___ EXCERPTED RECORDS ___

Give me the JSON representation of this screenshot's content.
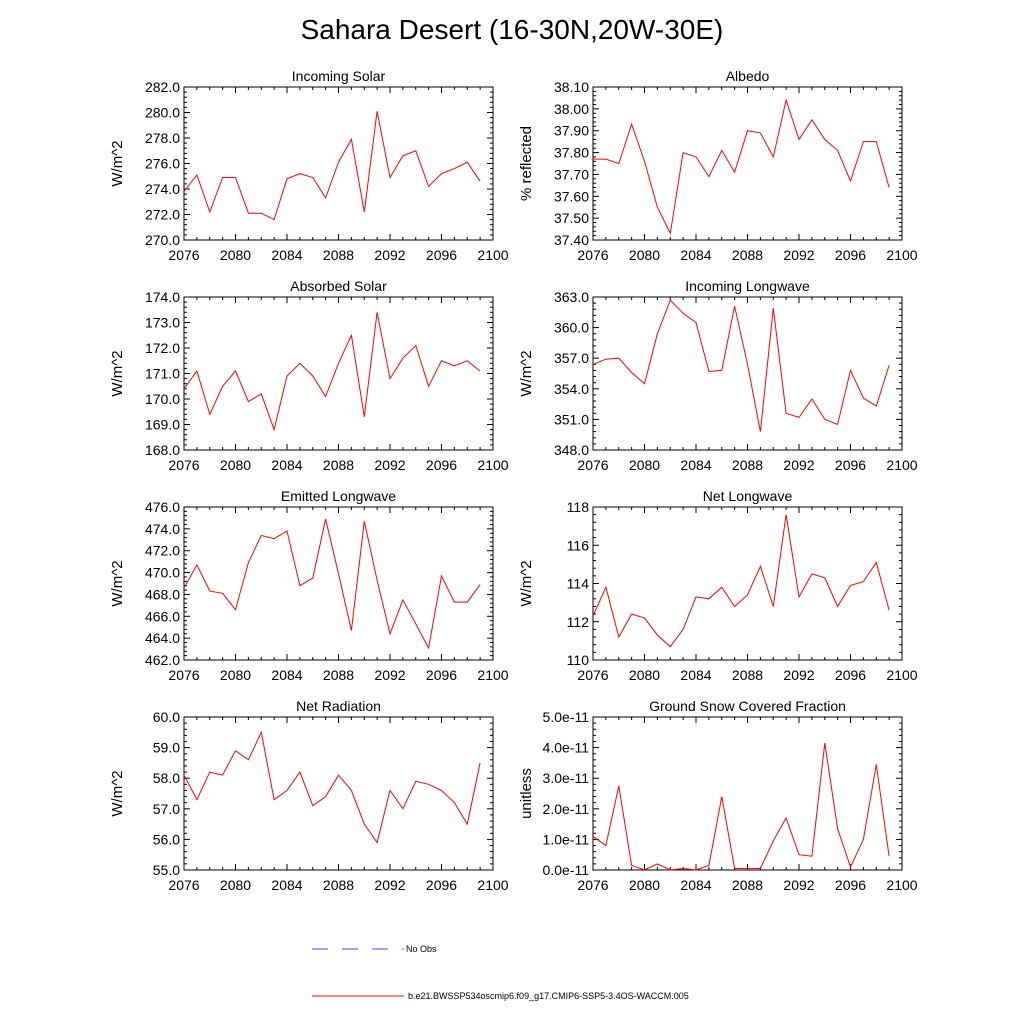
{
  "title": "Sahara Desert (16-30N,20W-30E)",
  "legend": {
    "obs_label": "No Obs",
    "model_label": "b.e21.BWSSP534oscmip6.f09_g17.CMIP6-SSP5-3.4OS-WACCM.005",
    "obs_color": "#4444ee",
    "model_color": "#ff0000"
  },
  "chart_data": [
    {
      "type": "line",
      "title": "Incoming Solar",
      "ylabel": "W/m^2",
      "xlim": [
        2076,
        2100
      ],
      "ylim": [
        270,
        282
      ],
      "xticks": [
        "2076",
        "2080",
        "2084",
        "2088",
        "2092",
        "2096",
        "2100"
      ],
      "yticks": [
        "270.0",
        "272.0",
        "274.0",
        "276.0",
        "278.0",
        "280.0",
        "282.0"
      ],
      "x": [
        2076,
        2077,
        2078,
        2079,
        2080,
        2081,
        2082,
        2083,
        2084,
        2085,
        2086,
        2087,
        2088,
        2089,
        2090,
        2091,
        2092,
        2093,
        2094,
        2095,
        2096,
        2097,
        2098,
        2099
      ],
      "series": [
        {
          "values": [
            273.8,
            275.1,
            272.2,
            274.9,
            274.9,
            272.1,
            272.1,
            271.6,
            274.8,
            275.2,
            274.9,
            273.3,
            276.1,
            277.9,
            272.2,
            280.1,
            274.9,
            276.6,
            277.0,
            274.2,
            275.2,
            275.6,
            276.1,
            274.6
          ]
        }
      ]
    },
    {
      "type": "line",
      "title": "Albedo",
      "ylabel": "% reflected",
      "xlim": [
        2076,
        2100
      ],
      "ylim": [
        37.4,
        38.1
      ],
      "xticks": [
        "2076",
        "2080",
        "2084",
        "2088",
        "2092",
        "2096",
        "2100"
      ],
      "yticks": [
        "37.40",
        "37.50",
        "37.60",
        "37.70",
        "37.80",
        "37.90",
        "38.00",
        "38.10"
      ],
      "x": [
        2076,
        2077,
        2078,
        2079,
        2080,
        2081,
        2082,
        2083,
        2084,
        2085,
        2086,
        2087,
        2088,
        2089,
        2090,
        2091,
        2092,
        2093,
        2094,
        2095,
        2096,
        2097,
        2098,
        2099
      ],
      "series": [
        {
          "values": [
            37.77,
            37.77,
            37.75,
            37.93,
            37.76,
            37.55,
            37.43,
            37.8,
            37.78,
            37.69,
            37.81,
            37.71,
            37.9,
            37.89,
            37.78,
            38.04,
            37.86,
            37.95,
            37.86,
            37.81,
            37.67,
            37.85,
            37.85,
            37.64
          ]
        }
      ]
    },
    {
      "type": "line",
      "title": "Absorbed Solar",
      "ylabel": "W/m^2",
      "xlim": [
        2076,
        2100
      ],
      "ylim": [
        168,
        174
      ],
      "xticks": [
        "2076",
        "2080",
        "2084",
        "2088",
        "2092",
        "2096",
        "2100"
      ],
      "yticks": [
        "168.0",
        "169.0",
        "170.0",
        "171.0",
        "172.0",
        "173.0",
        "174.0"
      ],
      "x": [
        2076,
        2077,
        2078,
        2079,
        2080,
        2081,
        2082,
        2083,
        2084,
        2085,
        2086,
        2087,
        2088,
        2089,
        2090,
        2091,
        2092,
        2093,
        2094,
        2095,
        2096,
        2097,
        2098,
        2099
      ],
      "series": [
        {
          "values": [
            170.4,
            171.1,
            169.4,
            170.5,
            171.1,
            169.9,
            170.2,
            168.8,
            170.9,
            171.4,
            170.9,
            170.1,
            171.4,
            172.5,
            169.3,
            173.4,
            170.8,
            171.6,
            172.1,
            170.5,
            171.5,
            171.3,
            171.5,
            171.1
          ]
        }
      ]
    },
    {
      "type": "line",
      "title": "Incoming Longwave",
      "ylabel": "W/m^2",
      "xlim": [
        2076,
        2100
      ],
      "ylim": [
        348,
        363
      ],
      "xticks": [
        "2076",
        "2080",
        "2084",
        "2088",
        "2092",
        "2096",
        "2100"
      ],
      "yticks": [
        "348.0",
        "351.0",
        "354.0",
        "357.0",
        "360.0",
        "363.0"
      ],
      "x": [
        2076,
        2077,
        2078,
        2079,
        2080,
        2081,
        2082,
        2083,
        2084,
        2085,
        2086,
        2087,
        2088,
        2089,
        2090,
        2091,
        2092,
        2093,
        2094,
        2095,
        2096,
        2097,
        2098,
        2099
      ],
      "series": [
        {
          "values": [
            356.4,
            356.9,
            357.0,
            355.6,
            354.5,
            359.4,
            362.7,
            361.4,
            360.5,
            355.7,
            355.8,
            362.1,
            356.4,
            349.8,
            361.9,
            351.6,
            351.2,
            353.0,
            351.0,
            350.5,
            355.8,
            353.1,
            352.3,
            356.3
          ]
        }
      ]
    },
    {
      "type": "line",
      "title": "Emitted Longwave",
      "ylabel": "W/m^2",
      "xlim": [
        2076,
        2100
      ],
      "ylim": [
        462,
        476
      ],
      "xticks": [
        "2076",
        "2080",
        "2084",
        "2088",
        "2092",
        "2096",
        "2100"
      ],
      "yticks": [
        "462.0",
        "464.0",
        "466.0",
        "468.0",
        "470.0",
        "472.0",
        "474.0",
        "476.0"
      ],
      "x": [
        2076,
        2077,
        2078,
        2079,
        2080,
        2081,
        2082,
        2083,
        2084,
        2085,
        2086,
        2087,
        2088,
        2089,
        2090,
        2091,
        2092,
        2093,
        2094,
        2095,
        2096,
        2097,
        2098,
        2099
      ],
      "series": [
        {
          "values": [
            468.6,
            470.7,
            468.3,
            468.1,
            466.6,
            470.9,
            473.4,
            473.1,
            473.8,
            468.8,
            469.5,
            474.9,
            469.9,
            464.7,
            474.7,
            469.3,
            464.4,
            467.5,
            465.3,
            463.1,
            469.7,
            467.3,
            467.3,
            468.9
          ]
        }
      ]
    },
    {
      "type": "line",
      "title": "Net Longwave",
      "ylabel": "W/m^2",
      "xlim": [
        2076,
        2100
      ],
      "ylim": [
        110,
        118
      ],
      "xticks": [
        "2076",
        "2080",
        "2084",
        "2088",
        "2092",
        "2096",
        "2100"
      ],
      "yticks": [
        "110",
        "112",
        "114",
        "116",
        "118"
      ],
      "x": [
        2076,
        2077,
        2078,
        2079,
        2080,
        2081,
        2082,
        2083,
        2084,
        2085,
        2086,
        2087,
        2088,
        2089,
        2090,
        2091,
        2092,
        2093,
        2094,
        2095,
        2096,
        2097,
        2098,
        2099
      ],
      "series": [
        {
          "values": [
            112.3,
            113.8,
            111.2,
            112.4,
            112.2,
            111.3,
            110.7,
            111.6,
            113.3,
            113.2,
            113.8,
            112.8,
            113.4,
            114.9,
            112.8,
            117.6,
            113.3,
            114.5,
            114.3,
            112.8,
            113.9,
            114.1,
            115.1,
            112.6
          ]
        }
      ]
    },
    {
      "type": "line",
      "title": "Net Radiation",
      "ylabel": "W/m^2",
      "xlim": [
        2076,
        2100
      ],
      "ylim": [
        55,
        60
      ],
      "xticks": [
        "2076",
        "2080",
        "2084",
        "2088",
        "2092",
        "2096",
        "2100"
      ],
      "yticks": [
        "55.0",
        "56.0",
        "57.0",
        "58.0",
        "59.0",
        "60.0"
      ],
      "x": [
        2076,
        2077,
        2078,
        2079,
        2080,
        2081,
        2082,
        2083,
        2084,
        2085,
        2086,
        2087,
        2088,
        2089,
        2090,
        2091,
        2092,
        2093,
        2094,
        2095,
        2096,
        2097,
        2098,
        2099
      ],
      "series": [
        {
          "values": [
            58.1,
            57.3,
            58.2,
            58.1,
            58.9,
            58.6,
            59.5,
            57.3,
            57.6,
            58.2,
            57.1,
            57.4,
            58.1,
            57.6,
            56.5,
            55.9,
            57.6,
            57.0,
            57.9,
            57.8,
            57.6,
            57.2,
            56.5,
            58.5
          ]
        }
      ]
    },
    {
      "type": "line",
      "title": "Ground Snow Covered Fraction",
      "ylabel": "unitless",
      "xlim": [
        2076,
        2100
      ],
      "ylim": [
        0,
        5e-11
      ],
      "xticks": [
        "2076",
        "2080",
        "2084",
        "2088",
        "2092",
        "2096",
        "2100"
      ],
      "yticks": [
        "0.0e-11",
        "1.0e-11",
        "2.0e-11",
        "3.0e-11",
        "4.0e-11",
        "5.0e-11"
      ],
      "x": [
        2076,
        2077,
        2078,
        2079,
        2080,
        2081,
        2082,
        2083,
        2084,
        2085,
        2086,
        2087,
        2088,
        2089,
        2090,
        2091,
        2092,
        2093,
        2094,
        2095,
        2096,
        2097,
        2098,
        2099
      ],
      "series": [
        {
          "values": [
            1.1e-11,
            8e-12,
            2.75e-11,
            1.5e-12,
            0.0,
            2e-12,
            0.0,
            5e-13,
            0.0,
            1.5e-12,
            2.4e-11,
            5e-13,
            5e-13,
            5e-13,
            9.5e-12,
            1.7e-11,
            5e-12,
            4.5e-12,
            4.15e-11,
            1.35e-11,
            1e-12,
            1e-11,
            3.45e-11,
            4.5e-12
          ]
        }
      ]
    }
  ]
}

___

• [PROBLEM TO SOLVE]:
Identify lines with the string "Incoming". Copy each one.

• [SOLUTION TO THE PROBLEM]:
      "title": "Incoming Solar",
      "title": "Incoming Longwave",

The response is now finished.